--- Start GIVEN INFORMATION ---

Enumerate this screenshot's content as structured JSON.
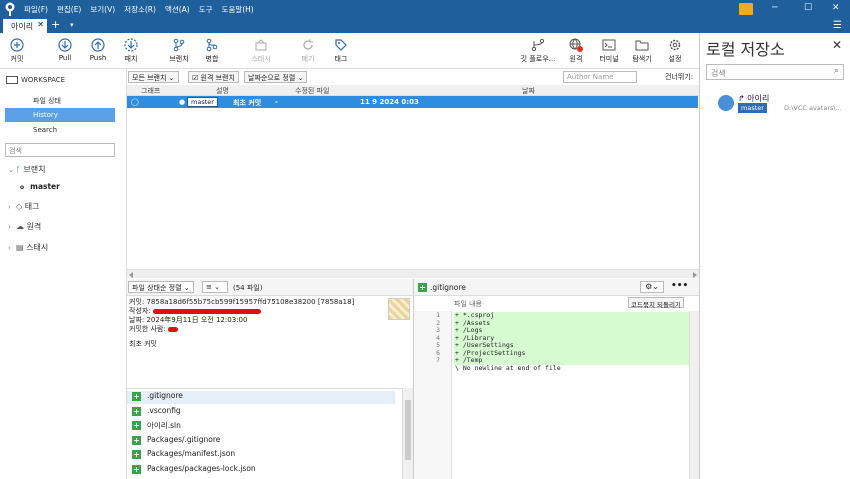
{
  "menu": [
    "파일(F)",
    "편집(E)",
    "보기(V)",
    "저장소(R)",
    "액션(A)",
    "도구",
    "도움말(H)"
  ],
  "tab": {
    "label": "아이리"
  },
  "toolbar": {
    "commit": "커밋",
    "pull": "Pull",
    "push": "Push",
    "fetch": "패치",
    "branch": "브랜치",
    "merge": "병합",
    "stash": "스태시",
    "discard": "폐기",
    "tag": "태그",
    "gitflow": "깃 플로우...",
    "remote": "원격",
    "terminal": "터미널",
    "explorer": "탐색기",
    "settings": "설정"
  },
  "sidebar": {
    "workspace": "WORKSPACE",
    "file_status": "파일 상태",
    "history": "History",
    "search": "Search",
    "search_placeholder": "검색",
    "branches": "브랜치",
    "master": "master",
    "tags": "태그",
    "remotes": "원격",
    "stashes": "스태시"
  },
  "filters": {
    "all_branches": "모든 브랜치",
    "remote_branches": "원격 브랜치",
    "sort_by_date": "날짜순으로 정렬",
    "author_placeholder": "Author Name",
    "jump_to": "건너뛰기:"
  },
  "columns": {
    "graph": "그래프",
    "description": "설명",
    "modified_file": "수정된 파일",
    "date": "날짜"
  },
  "commit_row": {
    "branch": "master",
    "message": "최초 커밋",
    "modified": "-",
    "date": "11 9 2024 0:03"
  },
  "lower": {
    "sort": "파일 상태순 정렬",
    "count": "(54 파일)"
  },
  "details": {
    "commit_line": "커밋: 7858a18d6f55b75cb599f15957ffd75108e38200 [7858a18]",
    "author_label": "작성자:",
    "date_line": "날짜: 2024年9月11日 오전 12:03:00",
    "committer_label": "커밋한 사람:",
    "message": "최초 커밋"
  },
  "files": [
    ".gitignore",
    ".vsconfig",
    "아이리.sln",
    "Packages/.gitignore",
    "Packages/manifest.json",
    "Packages/packages-lock.json"
  ],
  "diff": {
    "filename": ".gitignore",
    "hunk_label": "파일 내용",
    "revert": "코드묶지 되돌리기",
    "lines": [
      {
        "n": "1",
        "t": "+ *.csproj",
        "add": true
      },
      {
        "n": "2",
        "t": "+ /Assets",
        "add": true
      },
      {
        "n": "3",
        "t": "+ /Logs",
        "add": true
      },
      {
        "n": "4",
        "t": "+ /Library",
        "add": true
      },
      {
        "n": "5",
        "t": "+ /UserSettings",
        "add": true
      },
      {
        "n": "6",
        "t": "+ /ProjectSettings",
        "add": true
      },
      {
        "n": "7",
        "t": "+ /Temp",
        "add": true
      },
      {
        "n": "",
        "t": "\\  No newline at end of file",
        "add": false
      }
    ]
  },
  "right_panel": {
    "title": "로컬 저장소",
    "search_placeholder": "검색",
    "repo_name": "아이리",
    "repo_branch": "master",
    "repo_path": "D:\\VCC avatars\\..."
  }
}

--- End GIVEN INFORMATION ---

# GIVEN EXERCISE
Write every record out again exactly; no pictures belong in the copy.

# EXERCISE SOLUTION
Enumerate this screenshot's content as structured JSON.
{
  "menu": [
    "파일(F)",
    "편집(E)",
    "보기(V)",
    "저장소(R)",
    "액션(A)",
    "도구",
    "도움말(H)"
  ],
  "tab": {
    "label": "아이리"
  },
  "toolbar": {
    "commit": "커밋",
    "pull": "Pull",
    "push": "Push",
    "fetch": "패치",
    "branch": "브랜치",
    "merge": "병합",
    "stash": "스태시",
    "discard": "폐기",
    "tag": "태그",
    "gitflow": "깃 플로우...",
    "remote": "원격",
    "terminal": "터미널",
    "explorer": "탐색기",
    "settings": "설정"
  },
  "sidebar": {
    "workspace": "WORKSPACE",
    "file_status": "파일 상태",
    "history": "History",
    "search": "Search",
    "search_placeholder": "검색",
    "branches": "브랜치",
    "master": "master",
    "tags": "태그",
    "remotes": "원격",
    "stashes": "스태시"
  },
  "filters": {
    "all_branches": "모든 브랜치",
    "remote_branches": "원격 브랜치",
    "sort_by_date": "날짜순으로 정렬",
    "author_placeholder": "Author Name",
    "jump_to": "건너뛰기:"
  },
  "columns": {
    "graph": "그래프",
    "description": "설명",
    "modified_file": "수정된 파일",
    "date": "날짜"
  },
  "commit_row": {
    "branch": "master",
    "message": "최초 커밋",
    "modified": "-",
    "date": "11 9 2024 0:03"
  },
  "lower": {
    "sort": "파일 상태순 정렬",
    "count": "(54 파일)"
  },
  "details": {
    "commit_line": "커밋: 7858a18d6f55b75cb599f15957ffd75108e38200 [7858a18]",
    "author_label": "작성자:",
    "date_line": "날짜: 2024年9月11日 오전 12:03:00",
    "committer_label": "커밋한 사람:",
    "message": "최초 커밋"
  },
  "files": [
    ".gitignore",
    ".vsconfig",
    "아이리.sln",
    "Packages/.gitignore",
    "Packages/manifest.json",
    "Packages/packages-lock.json"
  ],
  "diff": {
    "filename": ".gitignore",
    "hunk_label": "파일 내용",
    "revert": "코드묶지 되돌리기",
    "lines": [
      {
        "n": "1",
        "t": "+ *.csproj",
        "add": true
      },
      {
        "n": "2",
        "t": "+ /Assets",
        "add": true
      },
      {
        "n": "3",
        "t": "+ /Logs",
        "add": true
      },
      {
        "n": "4",
        "t": "+ /Library",
        "add": true
      },
      {
        "n": "5",
        "t": "+ /UserSettings",
        "add": true
      },
      {
        "n": "6",
        "t": "+ /ProjectSettings",
        "add": true
      },
      {
        "n": "7",
        "t": "+ /Temp",
        "add": true
      },
      {
        "n": "",
        "t": "\\  No newline at end of file",
        "add": false
      }
    ]
  },
  "right_panel": {
    "title": "로컬 저장소",
    "search_placeholder": "검색",
    "repo_name": "아이리",
    "repo_branch": "master",
    "repo_path": "D:\\VCC avatars\\..."
  }
}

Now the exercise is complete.